## start

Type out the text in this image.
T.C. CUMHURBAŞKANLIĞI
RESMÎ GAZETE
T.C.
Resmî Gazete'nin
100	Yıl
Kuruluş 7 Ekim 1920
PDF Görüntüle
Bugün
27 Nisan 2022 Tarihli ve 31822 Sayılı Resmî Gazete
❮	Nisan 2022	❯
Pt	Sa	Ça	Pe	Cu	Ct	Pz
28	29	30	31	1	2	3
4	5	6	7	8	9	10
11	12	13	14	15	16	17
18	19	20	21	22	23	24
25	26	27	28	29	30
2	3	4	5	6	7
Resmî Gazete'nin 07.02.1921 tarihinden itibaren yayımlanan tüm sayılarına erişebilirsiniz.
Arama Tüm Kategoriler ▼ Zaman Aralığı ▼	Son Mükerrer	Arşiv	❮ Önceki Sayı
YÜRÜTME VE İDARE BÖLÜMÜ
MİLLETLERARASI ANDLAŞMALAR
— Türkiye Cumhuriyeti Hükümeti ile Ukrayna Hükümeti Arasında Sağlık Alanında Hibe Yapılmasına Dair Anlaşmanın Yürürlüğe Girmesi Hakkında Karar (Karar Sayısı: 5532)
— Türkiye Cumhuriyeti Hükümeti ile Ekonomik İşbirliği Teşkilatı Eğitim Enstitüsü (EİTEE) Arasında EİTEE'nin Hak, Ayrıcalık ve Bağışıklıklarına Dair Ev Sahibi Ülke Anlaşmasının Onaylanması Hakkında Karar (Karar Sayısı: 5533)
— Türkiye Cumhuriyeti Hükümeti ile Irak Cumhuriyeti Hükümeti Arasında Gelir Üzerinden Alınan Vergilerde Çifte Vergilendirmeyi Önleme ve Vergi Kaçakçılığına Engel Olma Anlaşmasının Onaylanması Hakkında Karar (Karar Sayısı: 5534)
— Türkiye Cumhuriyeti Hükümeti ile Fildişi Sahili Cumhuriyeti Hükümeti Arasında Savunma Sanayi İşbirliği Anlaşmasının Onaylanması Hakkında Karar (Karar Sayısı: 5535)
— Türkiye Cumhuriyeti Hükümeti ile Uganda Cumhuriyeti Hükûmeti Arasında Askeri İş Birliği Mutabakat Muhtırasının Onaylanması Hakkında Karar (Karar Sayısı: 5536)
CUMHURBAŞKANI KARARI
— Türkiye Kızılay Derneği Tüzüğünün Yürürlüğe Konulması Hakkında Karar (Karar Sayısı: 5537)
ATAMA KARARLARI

## end

The task:
Repeat each record exactly, leaving nothing out.

The result:
Type out the text in this image.
T.C. CUMHURBAŞKANLIĞI
RESMÎ GAZETE
T.C.
Resmî Gazete'nin
100	Yıl
Kuruluş 7 Ekim 1920
PDF Görüntüle
Bugün
27 Nisan 2022 Tarihli ve 31822 Sayılı Resmî Gazete
❮	Nisan 2022	❯
Pt	Sa	Ça	Pe	Cu	Ct	Pz
28	29	30	31	1	2	3
4	5	6	7	8	9	10
11	12	13	14	15	16	17
18	19	20	21	22	23	24
25	26	27	28	29	30
2	3	4	5	6	7
Resmî Gazete'nin 07.02.1921 tarihinden itibaren yayımlanan tüm sayılarına erişebilirsiniz.
Arama Tüm Kategoriler ▼ Zaman Aralığı ▼	Son Mükerrer	Arşiv	❮ Önceki Sayı
YÜRÜTME VE İDARE BÖLÜMÜ
MİLLETLERARASI ANDLAŞMALAR
— Türkiye Cumhuriyeti Hükümeti ile Ukrayna Hükümeti Arasında Sağlık Alanında Hibe Yapılmasına Dair Anlaşmanın Yürürlüğe Girmesi Hakkında Karar (Karar Sayısı: 5532)
— Türkiye Cumhuriyeti Hükümeti ile Ekonomik İşbirliği Teşkilatı Eğitim Enstitüsü (EİTEE) Arasında EİTEE'nin Hak, Ayrıcalık ve Bağışıklıklarına Dair Ev Sahibi Ülke Anlaşmasının Onaylanması Hakkında Karar (Karar Sayısı: 5533)
— Türkiye Cumhuriyeti Hükümeti ile Irak Cumhuriyeti Hükümeti Arasında Gelir Üzerinden Alınan Vergilerde Çifte Vergilendirmeyi Önleme ve Vergi Kaçakçılığına Engel Olma Anlaşmasının Onaylanması Hakkında Karar (Karar Sayısı: 5534)
— Türkiye Cumhuriyeti Hükümeti ile Fildişi Sahili Cumhuriyeti Hükümeti Arasında Savunma Sanayi İşbirliği Anlaşmasının Onaylanması Hakkında Karar (Karar Sayısı: 5535)
— Türkiye Cumhuriyeti Hükümeti ile Uganda Cumhuriyeti Hükûmeti Arasında Askeri İş Birliği Mutabakat Muhtırasının Onaylanması Hakkında Karar (Karar Sayısı: 5536)
CUMHURBAŞKANI KARARI
— Türkiye Kızılay Derneği Tüzüğünün Yürürlüğe Konulması Hakkında Karar (Karar Sayısı: 5537)
ATAMA KARARLARI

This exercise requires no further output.